YOUR INSTRUCTIONS
The records that follow are to be repeated without alteration.

- - - - - - -

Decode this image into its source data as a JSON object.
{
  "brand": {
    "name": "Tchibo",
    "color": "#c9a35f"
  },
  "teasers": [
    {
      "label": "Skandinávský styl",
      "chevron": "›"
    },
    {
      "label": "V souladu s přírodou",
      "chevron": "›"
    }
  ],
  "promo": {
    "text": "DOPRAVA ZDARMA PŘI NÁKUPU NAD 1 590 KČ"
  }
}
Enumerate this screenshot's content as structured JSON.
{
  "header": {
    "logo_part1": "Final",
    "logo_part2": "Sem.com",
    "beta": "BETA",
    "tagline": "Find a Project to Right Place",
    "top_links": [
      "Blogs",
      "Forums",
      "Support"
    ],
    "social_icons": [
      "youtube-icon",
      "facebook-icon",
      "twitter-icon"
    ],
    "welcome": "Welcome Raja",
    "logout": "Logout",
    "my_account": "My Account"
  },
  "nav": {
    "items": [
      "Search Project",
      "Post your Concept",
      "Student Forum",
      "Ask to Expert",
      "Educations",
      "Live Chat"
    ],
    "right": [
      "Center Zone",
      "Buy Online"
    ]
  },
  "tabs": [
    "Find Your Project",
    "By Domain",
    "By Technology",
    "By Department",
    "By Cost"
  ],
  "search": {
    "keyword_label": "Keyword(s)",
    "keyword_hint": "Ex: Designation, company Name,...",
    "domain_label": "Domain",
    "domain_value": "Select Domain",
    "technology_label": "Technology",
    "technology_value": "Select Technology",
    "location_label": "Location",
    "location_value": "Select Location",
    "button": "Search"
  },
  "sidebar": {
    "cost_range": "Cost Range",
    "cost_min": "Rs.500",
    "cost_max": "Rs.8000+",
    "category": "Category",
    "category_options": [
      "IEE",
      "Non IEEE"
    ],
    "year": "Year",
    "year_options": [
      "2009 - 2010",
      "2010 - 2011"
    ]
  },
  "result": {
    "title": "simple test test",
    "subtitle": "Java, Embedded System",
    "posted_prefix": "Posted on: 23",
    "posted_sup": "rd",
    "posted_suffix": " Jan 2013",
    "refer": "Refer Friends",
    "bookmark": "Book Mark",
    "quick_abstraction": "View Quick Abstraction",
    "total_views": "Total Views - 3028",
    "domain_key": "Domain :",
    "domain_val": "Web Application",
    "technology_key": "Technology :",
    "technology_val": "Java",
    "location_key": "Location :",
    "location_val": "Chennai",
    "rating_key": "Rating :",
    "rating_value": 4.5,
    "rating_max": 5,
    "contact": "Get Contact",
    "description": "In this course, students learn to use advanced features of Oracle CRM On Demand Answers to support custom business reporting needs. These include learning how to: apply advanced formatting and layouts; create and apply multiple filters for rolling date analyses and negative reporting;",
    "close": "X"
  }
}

- - - - - - -

OUTPUT FOR THIS EXERCISE
Decode this image into its source data as a JSON object.
{
  "brand": {
    "name": "Tchibo",
    "color": "#c9a35f"
  },
  "teasers": [
    {
      "label": "Skandinávský styl",
      "chevron": "›"
    },
    {
      "label": "V souladu s přírodou",
      "chevron": "›"
    }
  ],
  "promo": {
    "text": "DOPRAVA ZDARMA PŘI NÁKUPU NAD 1 590 KČ"
  }
}
Enumerate this screenshot's content as structured JSON.
{
  "header": {
    "logo_part1": "Final",
    "logo_part2": "Sem.com",
    "beta": "BETA",
    "tagline": "Find a Project to Right Place",
    "top_links": [
      "Blogs",
      "Forums",
      "Support"
    ],
    "social_icons": [
      "youtube-icon",
      "facebook-icon",
      "twitter-icon"
    ],
    "welcome": "Welcome Raja",
    "logout": "Logout",
    "my_account": "My Account"
  },
  "nav": {
    "items": [
      "Search Project",
      "Post your Concept",
      "Student Forum",
      "Ask to Expert",
      "Educations",
      "Live Chat"
    ],
    "right": [
      "Center Zone",
      "Buy Online"
    ]
  },
  "tabs": [
    "Find Your Project",
    "By Domain",
    "By Technology",
    "By Department",
    "By Cost"
  ],
  "search": {
    "keyword_label": "Keyword(s)",
    "keyword_hint": "Ex: Designation, company Name,...",
    "domain_label": "Domain",
    "domain_value": "Select Domain",
    "technology_label": "Technology",
    "technology_value": "Select Technology",
    "location_label": "Location",
    "location_value": "Select Location",
    "button": "Search"
  },
  "sidebar": {
    "cost_range": "Cost Range",
    "cost_min": "Rs.500",
    "cost_max": "Rs.8000+",
    "category": "Category",
    "category_options": [
      "IEE",
      "Non IEEE"
    ],
    "year": "Year",
    "year_options": [
      "2009 - 2010",
      "2010 - 2011"
    ]
  },
  "result": {
    "title": "simple test test",
    "subtitle": "Java, Embedded System",
    "posted_prefix": "Posted on: 23",
    "posted_sup": "rd",
    "posted_suffix": " Jan 2013",
    "refer": "Refer Friends",
    "bookmark": "Book Mark",
    "quick_abstraction": "View Quick Abstraction",
    "total_views": "Total Views - 3028",
    "domain_key": "Domain :",
    "domain_val": "Web Application",
    "technology_key": "Technology :",
    "technology_val": "Java",
    "location_key": "Location :",
    "location_val": "Chennai",
    "rating_key": "Rating :",
    "rating_value": 4.5,
    "rating_max": 5,
    "contact": "Get Contact",
    "description": "In this course, students learn to use advanced features of Oracle CRM On Demand Answers to support custom business reporting needs. These include learning how to: apply advanced formatting and layouts; create and apply multiple filters for rolling date analyses and negative reporting;",
    "close": "X"
  }
}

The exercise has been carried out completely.